Goal
Type every record exactly as it appears.

Material
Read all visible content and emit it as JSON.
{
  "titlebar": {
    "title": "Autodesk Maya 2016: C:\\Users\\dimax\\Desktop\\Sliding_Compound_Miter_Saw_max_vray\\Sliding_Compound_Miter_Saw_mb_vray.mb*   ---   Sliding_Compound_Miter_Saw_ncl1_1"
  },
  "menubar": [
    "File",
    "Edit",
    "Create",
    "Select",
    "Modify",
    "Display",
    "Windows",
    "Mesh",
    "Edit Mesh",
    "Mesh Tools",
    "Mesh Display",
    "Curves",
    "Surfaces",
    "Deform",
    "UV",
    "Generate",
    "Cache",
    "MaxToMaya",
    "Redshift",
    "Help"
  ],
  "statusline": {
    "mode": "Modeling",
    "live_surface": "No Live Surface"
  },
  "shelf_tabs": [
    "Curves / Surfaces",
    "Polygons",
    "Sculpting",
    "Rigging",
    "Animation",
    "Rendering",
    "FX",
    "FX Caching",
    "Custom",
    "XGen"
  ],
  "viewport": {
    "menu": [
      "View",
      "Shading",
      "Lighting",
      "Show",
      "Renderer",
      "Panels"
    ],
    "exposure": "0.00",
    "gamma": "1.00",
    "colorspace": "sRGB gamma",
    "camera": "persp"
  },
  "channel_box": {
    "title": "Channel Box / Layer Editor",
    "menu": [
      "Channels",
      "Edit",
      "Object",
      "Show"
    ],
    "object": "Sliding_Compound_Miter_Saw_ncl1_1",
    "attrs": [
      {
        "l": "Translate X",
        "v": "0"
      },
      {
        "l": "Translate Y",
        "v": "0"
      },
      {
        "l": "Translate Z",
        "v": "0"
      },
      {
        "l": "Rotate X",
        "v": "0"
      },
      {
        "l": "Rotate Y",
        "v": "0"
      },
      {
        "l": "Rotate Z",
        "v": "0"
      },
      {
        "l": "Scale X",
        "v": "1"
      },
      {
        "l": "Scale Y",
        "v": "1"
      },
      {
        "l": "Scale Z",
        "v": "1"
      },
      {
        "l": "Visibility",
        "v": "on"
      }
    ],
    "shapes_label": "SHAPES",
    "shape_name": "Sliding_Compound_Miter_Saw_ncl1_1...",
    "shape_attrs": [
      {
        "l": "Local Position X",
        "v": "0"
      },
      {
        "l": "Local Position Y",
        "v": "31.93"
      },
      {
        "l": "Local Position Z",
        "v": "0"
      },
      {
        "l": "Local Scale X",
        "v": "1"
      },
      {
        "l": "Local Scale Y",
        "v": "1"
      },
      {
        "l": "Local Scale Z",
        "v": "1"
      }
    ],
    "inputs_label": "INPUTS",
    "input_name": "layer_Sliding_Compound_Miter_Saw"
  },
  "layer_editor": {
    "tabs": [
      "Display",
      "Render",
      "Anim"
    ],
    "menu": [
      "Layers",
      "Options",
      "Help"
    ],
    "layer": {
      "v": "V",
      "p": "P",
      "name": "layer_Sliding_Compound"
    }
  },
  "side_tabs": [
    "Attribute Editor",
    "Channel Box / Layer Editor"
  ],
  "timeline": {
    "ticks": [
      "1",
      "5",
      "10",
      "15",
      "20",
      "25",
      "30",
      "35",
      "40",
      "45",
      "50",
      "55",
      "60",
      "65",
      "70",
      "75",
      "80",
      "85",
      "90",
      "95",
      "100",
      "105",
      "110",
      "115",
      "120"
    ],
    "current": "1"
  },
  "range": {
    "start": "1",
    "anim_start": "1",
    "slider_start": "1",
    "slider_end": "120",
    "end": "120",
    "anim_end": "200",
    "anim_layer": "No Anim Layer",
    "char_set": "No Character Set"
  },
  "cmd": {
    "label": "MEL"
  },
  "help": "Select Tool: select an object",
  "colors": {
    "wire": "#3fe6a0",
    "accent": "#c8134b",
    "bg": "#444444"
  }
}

Result for this task
Read all visible content and emit it as JSON.
{
  "titlebar": {
    "title": "Autodesk Maya 2016: C:\\Users\\dimax\\Desktop\\Sliding_Compound_Miter_Saw_max_vray\\Sliding_Compound_Miter_Saw_mb_vray.mb*   ---   Sliding_Compound_Miter_Saw_ncl1_1"
  },
  "menubar": [
    "File",
    "Edit",
    "Create",
    "Select",
    "Modify",
    "Display",
    "Windows",
    "Mesh",
    "Edit Mesh",
    "Mesh Tools",
    "Mesh Display",
    "Curves",
    "Surfaces",
    "Deform",
    "UV",
    "Generate",
    "Cache",
    "MaxToMaya",
    "Redshift",
    "Help"
  ],
  "statusline": {
    "mode": "Modeling",
    "live_surface": "No Live Surface"
  },
  "shelf_tabs": [
    "Curves / Surfaces",
    "Polygons",
    "Sculpting",
    "Rigging",
    "Animation",
    "Rendering",
    "FX",
    "FX Caching",
    "Custom",
    "XGen"
  ],
  "viewport": {
    "menu": [
      "View",
      "Shading",
      "Lighting",
      "Show",
      "Renderer",
      "Panels"
    ],
    "exposure": "0.00",
    "gamma": "1.00",
    "colorspace": "sRGB gamma",
    "camera": "persp"
  },
  "channel_box": {
    "title": "Channel Box / Layer Editor",
    "menu": [
      "Channels",
      "Edit",
      "Object",
      "Show"
    ],
    "object": "Sliding_Compound_Miter_Saw_ncl1_1",
    "attrs": [
      {
        "l": "Translate X",
        "v": "0"
      },
      {
        "l": "Translate Y",
        "v": "0"
      },
      {
        "l": "Translate Z",
        "v": "0"
      },
      {
        "l": "Rotate X",
        "v": "0"
      },
      {
        "l": "Rotate Y",
        "v": "0"
      },
      {
        "l": "Rotate Z",
        "v": "0"
      },
      {
        "l": "Scale X",
        "v": "1"
      },
      {
        "l": "Scale Y",
        "v": "1"
      },
      {
        "l": "Scale Z",
        "v": "1"
      },
      {
        "l": "Visibility",
        "v": "on"
      }
    ],
    "shapes_label": "SHAPES",
    "shape_name": "Sliding_Compound_Miter_Saw_ncl1_1...",
    "shape_attrs": [
      {
        "l": "Local Position X",
        "v": "0"
      },
      {
        "l": "Local Position Y",
        "v": "31.93"
      },
      {
        "l": "Local Position Z",
        "v": "0"
      },
      {
        "l": "Local Scale X",
        "v": "1"
      },
      {
        "l": "Local Scale Y",
        "v": "1"
      },
      {
        "l": "Local Scale Z",
        "v": "1"
      }
    ],
    "inputs_label": "INPUTS",
    "input_name": "layer_Sliding_Compound_Miter_Saw"
  },
  "layer_editor": {
    "tabs": [
      "Display",
      "Render",
      "Anim"
    ],
    "menu": [
      "Layers",
      "Options",
      "Help"
    ],
    "layer": {
      "v": "V",
      "p": "P",
      "name": "layer_Sliding_Compound"
    }
  },
  "side_tabs": [
    "Attribute Editor",
    "Channel Box / Layer Editor"
  ],
  "timeline": {
    "ticks": [
      "1",
      "5",
      "10",
      "15",
      "20",
      "25",
      "30",
      "35",
      "40",
      "45",
      "50",
      "55",
      "60",
      "65",
      "70",
      "75",
      "80",
      "85",
      "90",
      "95",
      "100",
      "105",
      "110",
      "115",
      "120"
    ],
    "current": "1"
  },
  "range": {
    "start": "1",
    "anim_start": "1",
    "slider_start": "1",
    "slider_end": "120",
    "end": "120",
    "anim_end": "200",
    "anim_layer": "No Anim Layer",
    "char_set": "No Character Set"
  },
  "cmd": {
    "label": "MEL"
  },
  "help": "Select Tool: select an object",
  "colors": {
    "wire": "#3fe6a0",
    "accent": "#c8134b",
    "bg": "#444444"
  }
}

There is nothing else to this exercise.